- **Provided data**

──────────

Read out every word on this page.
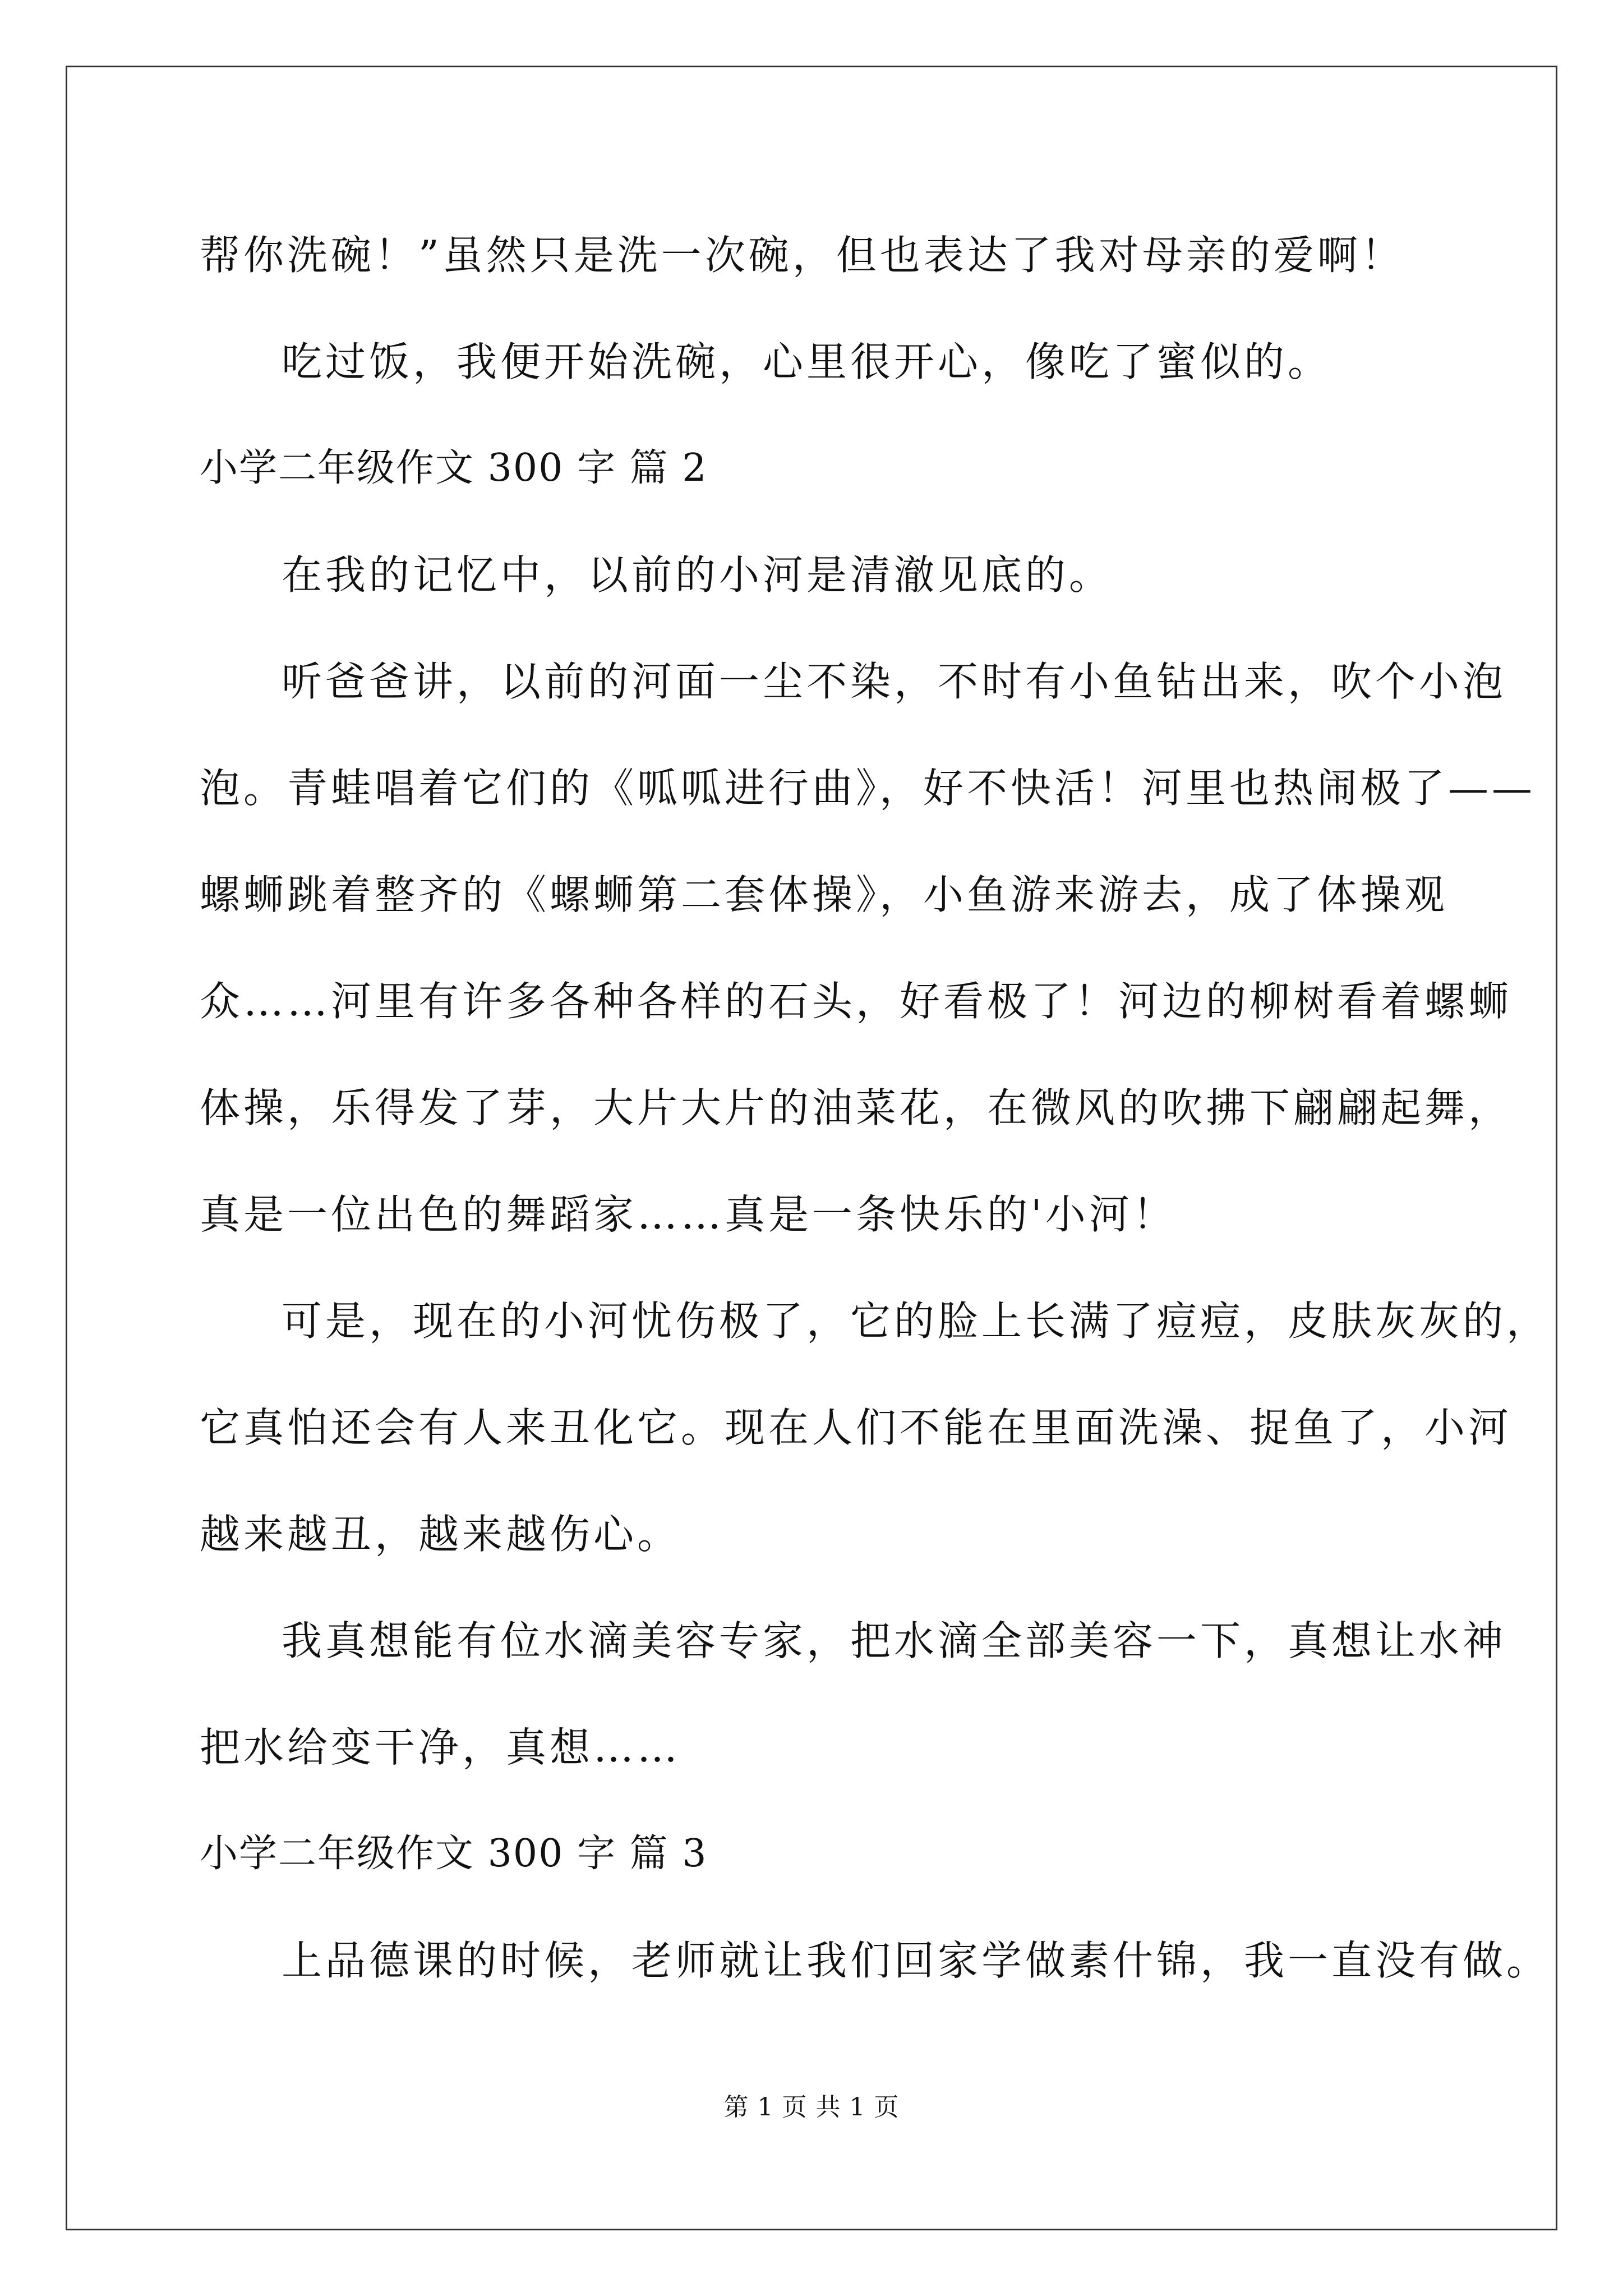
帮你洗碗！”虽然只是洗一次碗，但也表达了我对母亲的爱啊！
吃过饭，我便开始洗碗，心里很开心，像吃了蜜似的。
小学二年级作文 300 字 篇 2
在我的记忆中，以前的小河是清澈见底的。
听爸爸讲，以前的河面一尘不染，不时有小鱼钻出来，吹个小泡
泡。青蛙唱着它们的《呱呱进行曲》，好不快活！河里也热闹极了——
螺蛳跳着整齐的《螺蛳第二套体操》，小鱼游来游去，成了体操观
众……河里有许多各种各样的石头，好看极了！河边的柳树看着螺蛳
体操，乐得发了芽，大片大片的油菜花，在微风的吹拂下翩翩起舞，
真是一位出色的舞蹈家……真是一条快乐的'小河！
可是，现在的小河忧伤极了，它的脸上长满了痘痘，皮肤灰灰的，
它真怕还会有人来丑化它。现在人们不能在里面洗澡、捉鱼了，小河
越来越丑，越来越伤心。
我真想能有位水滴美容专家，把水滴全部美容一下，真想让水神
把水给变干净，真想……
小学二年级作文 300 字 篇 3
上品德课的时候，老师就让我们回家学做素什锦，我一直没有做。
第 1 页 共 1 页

──────────

- **Exercise aim**
Copy the listing word for word, excluding its pictures.

- **Solved problem**
Read out every word on this page.
帮你洗碗！”虽然只是洗一次碗，但也表达了我对母亲的爱啊！
吃过饭，我便开始洗碗，心里很开心，像吃了蜜似的。
小学二年级作文 300 字 篇 2
在我的记忆中，以前的小河是清澈见底的。
听爸爸讲，以前的河面一尘不染，不时有小鱼钻出来，吹个小泡
泡。青蛙唱着它们的《呱呱进行曲》，好不快活！河里也热闹极了——
螺蛳跳着整齐的《螺蛳第二套体操》，小鱼游来游去，成了体操观
众……河里有许多各种各样的石头，好看极了！河边的柳树看着螺蛳
体操，乐得发了芽，大片大片的油菜花，在微风的吹拂下翩翩起舞，
真是一位出色的舞蹈家……真是一条快乐的'小河！
可是，现在的小河忧伤极了，它的脸上长满了痘痘，皮肤灰灰的，
它真怕还会有人来丑化它。现在人们不能在里面洗澡、捉鱼了，小河
越来越丑，越来越伤心。
我真想能有位水滴美容专家，把水滴全部美容一下，真想让水神
把水给变干净，真想……
小学二年级作文 300 字 篇 3
上品德课的时候，老师就让我们回家学做素什锦，我一直没有做。
第 1 页 共 1 页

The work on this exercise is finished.